-- begin --

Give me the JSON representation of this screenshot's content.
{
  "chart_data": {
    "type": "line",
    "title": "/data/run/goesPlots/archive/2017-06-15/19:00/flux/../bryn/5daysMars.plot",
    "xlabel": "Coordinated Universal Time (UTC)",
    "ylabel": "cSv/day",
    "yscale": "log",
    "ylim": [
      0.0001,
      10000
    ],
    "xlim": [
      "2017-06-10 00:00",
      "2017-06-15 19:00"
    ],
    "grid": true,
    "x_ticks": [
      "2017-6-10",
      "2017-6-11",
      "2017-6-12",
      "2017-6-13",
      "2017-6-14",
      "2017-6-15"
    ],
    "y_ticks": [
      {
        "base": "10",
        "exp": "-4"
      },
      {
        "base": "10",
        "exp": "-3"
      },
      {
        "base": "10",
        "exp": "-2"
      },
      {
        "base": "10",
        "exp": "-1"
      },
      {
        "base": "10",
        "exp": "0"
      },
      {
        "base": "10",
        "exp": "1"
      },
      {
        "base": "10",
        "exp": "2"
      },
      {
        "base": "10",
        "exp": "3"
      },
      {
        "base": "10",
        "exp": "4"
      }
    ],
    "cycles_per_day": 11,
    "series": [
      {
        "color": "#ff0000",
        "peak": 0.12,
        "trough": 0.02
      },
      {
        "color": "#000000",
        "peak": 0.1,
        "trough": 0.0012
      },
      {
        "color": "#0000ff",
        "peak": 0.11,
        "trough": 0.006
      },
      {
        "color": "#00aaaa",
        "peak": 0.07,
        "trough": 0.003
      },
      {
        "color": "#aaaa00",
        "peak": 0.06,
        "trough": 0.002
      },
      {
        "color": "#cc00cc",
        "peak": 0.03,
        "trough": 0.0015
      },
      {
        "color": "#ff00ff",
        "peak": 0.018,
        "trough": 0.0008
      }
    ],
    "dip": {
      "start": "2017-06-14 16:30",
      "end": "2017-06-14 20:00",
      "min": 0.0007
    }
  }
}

-- end --

#### Written problem:
Gather up the lines that contain the word "color".

#### Solution:
        "color": "#ff0000",
        "color": "#000000",
        "color": "#0000ff",
        "color": "#00aaaa",
        "color": "#aaaa00",
        "color": "#cc00cc",
        "color": "#ff00ff",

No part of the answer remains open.